Skip all pictures, then print the remaining material exactly.

[A run of records]
***

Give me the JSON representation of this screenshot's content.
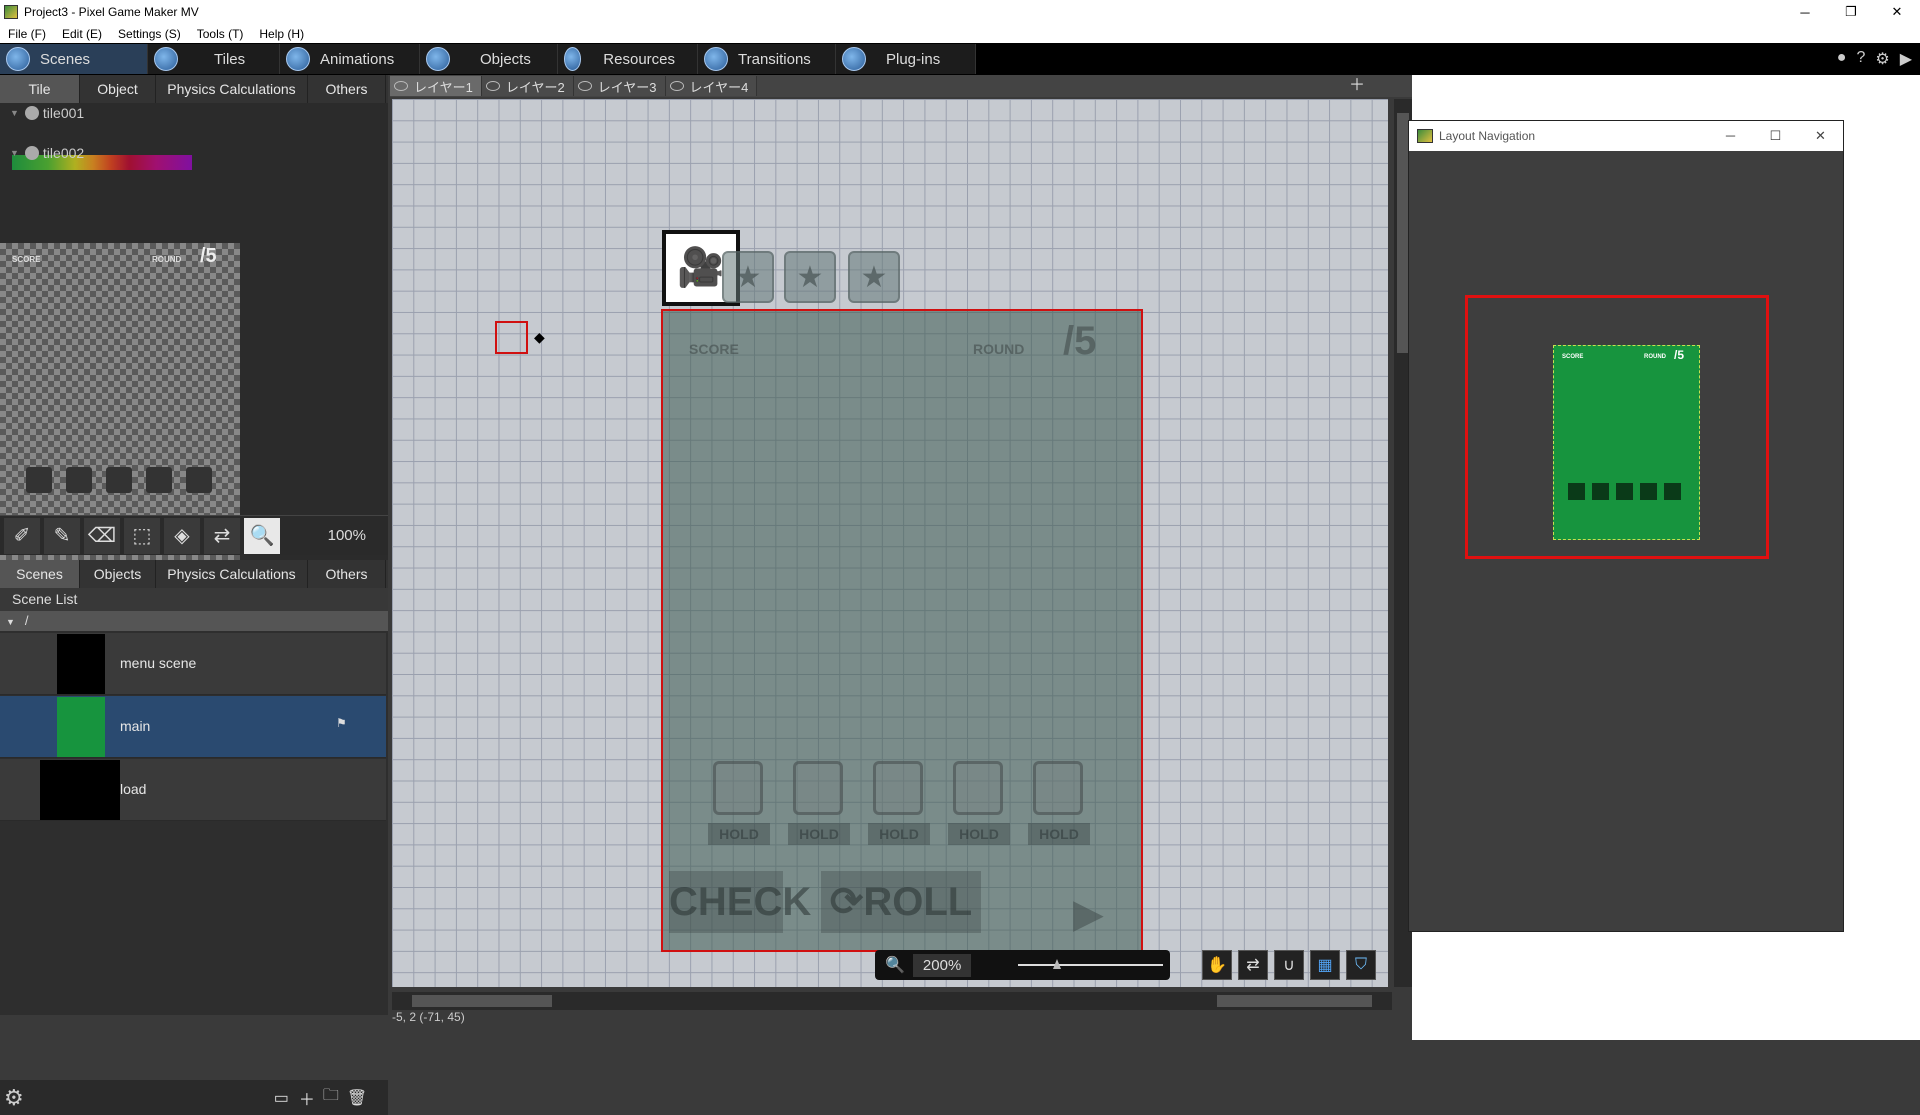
{
  "window": {
    "title": "Project3 - Pixel Game Maker MV",
    "minimize": "─",
    "maximize": "❐",
    "close": "✕"
  },
  "menu": [
    "File (F)",
    "Edit (E)",
    "Settings (S)",
    "Tools (T)",
    "Help (H)"
  ],
  "main_tabs": [
    {
      "label": "Scenes",
      "icon": "scenes-icon",
      "active": true
    },
    {
      "label": "Tiles",
      "icon": "tiles-icon"
    },
    {
      "label": "Animations",
      "icon": "animations-icon"
    },
    {
      "label": "Objects",
      "icon": "objects-icon"
    },
    {
      "label": "Resources",
      "icon": "resources-icon"
    },
    {
      "label": "Transitions",
      "icon": "transitions-icon"
    },
    {
      "label": "Plug-ins",
      "icon": "plugins-icon"
    }
  ],
  "top_subtabs": [
    "Tile",
    "Object",
    "Physics Calculations",
    "Others"
  ],
  "tiles": [
    "tile001",
    "tile002"
  ],
  "tile_preview": {
    "score": "SCORE",
    "round": "ROUND",
    "round_total": "/5"
  },
  "tool_zoom": "100%",
  "bottom_subtabs": [
    "Scenes",
    "Objects",
    "Physics Calculations",
    "Others"
  ],
  "scene_list": {
    "label": "Scene List",
    "root": "/",
    "scenes": [
      {
        "name": "menu scene",
        "selected": false
      },
      {
        "name": "main",
        "selected": true
      },
      {
        "name": "load",
        "selected": false
      }
    ]
  },
  "layers": [
    "レイヤー1",
    "レイヤー2",
    "レイヤー3",
    "レイヤー4"
  ],
  "canvas": {
    "zoom": "200%",
    "score": "SCORE",
    "round": "ROUND",
    "round_total": "/5",
    "hold": "HOLD",
    "check": "CHECK",
    "roll": "⟳ROLL"
  },
  "status": "-5, 2 (-71, 45)",
  "layout_nav": {
    "title": "Layout Navigation",
    "score": "SCORE",
    "round": "ROUND",
    "round_total": "/5"
  },
  "colors": {
    "accent_red": "#d01010",
    "scene_green": "#17943e",
    "selected_row": "#2a4a70"
  }
}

***

» **ANSWER TO THE EXERCISE**:
Give me the JSON representation of this screenshot's content.
{
  "window": {
    "title": "Project3 - Pixel Game Maker MV",
    "minimize": "─",
    "maximize": "❐",
    "close": "✕"
  },
  "menu": [
    "File (F)",
    "Edit (E)",
    "Settings (S)",
    "Tools (T)",
    "Help (H)"
  ],
  "main_tabs": [
    {
      "label": "Scenes",
      "icon": "scenes-icon",
      "active": true
    },
    {
      "label": "Tiles",
      "icon": "tiles-icon"
    },
    {
      "label": "Animations",
      "icon": "animations-icon"
    },
    {
      "label": "Objects",
      "icon": "objects-icon"
    },
    {
      "label": "Resources",
      "icon": "resources-icon"
    },
    {
      "label": "Transitions",
      "icon": "transitions-icon"
    },
    {
      "label": "Plug-ins",
      "icon": "plugins-icon"
    }
  ],
  "top_subtabs": [
    "Tile",
    "Object",
    "Physics Calculations",
    "Others"
  ],
  "tiles": [
    "tile001",
    "tile002"
  ],
  "tile_preview": {
    "score": "SCORE",
    "round": "ROUND",
    "round_total": "/5"
  },
  "tool_zoom": "100%",
  "bottom_subtabs": [
    "Scenes",
    "Objects",
    "Physics Calculations",
    "Others"
  ],
  "scene_list": {
    "label": "Scene List",
    "root": "/",
    "scenes": [
      {
        "name": "menu scene",
        "selected": false
      },
      {
        "name": "main",
        "selected": true
      },
      {
        "name": "load",
        "selected": false
      }
    ]
  },
  "layers": [
    "レイヤー1",
    "レイヤー2",
    "レイヤー3",
    "レイヤー4"
  ],
  "canvas": {
    "zoom": "200%",
    "score": "SCORE",
    "round": "ROUND",
    "round_total": "/5",
    "hold": "HOLD",
    "check": "CHECK",
    "roll": "⟳ROLL"
  },
  "status": "-5, 2 (-71, 45)",
  "layout_nav": {
    "title": "Layout Navigation",
    "score": "SCORE",
    "round": "ROUND",
    "round_total": "/5"
  },
  "colors": {
    "accent_red": "#d01010",
    "scene_green": "#17943e",
    "selected_row": "#2a4a70"
  }
}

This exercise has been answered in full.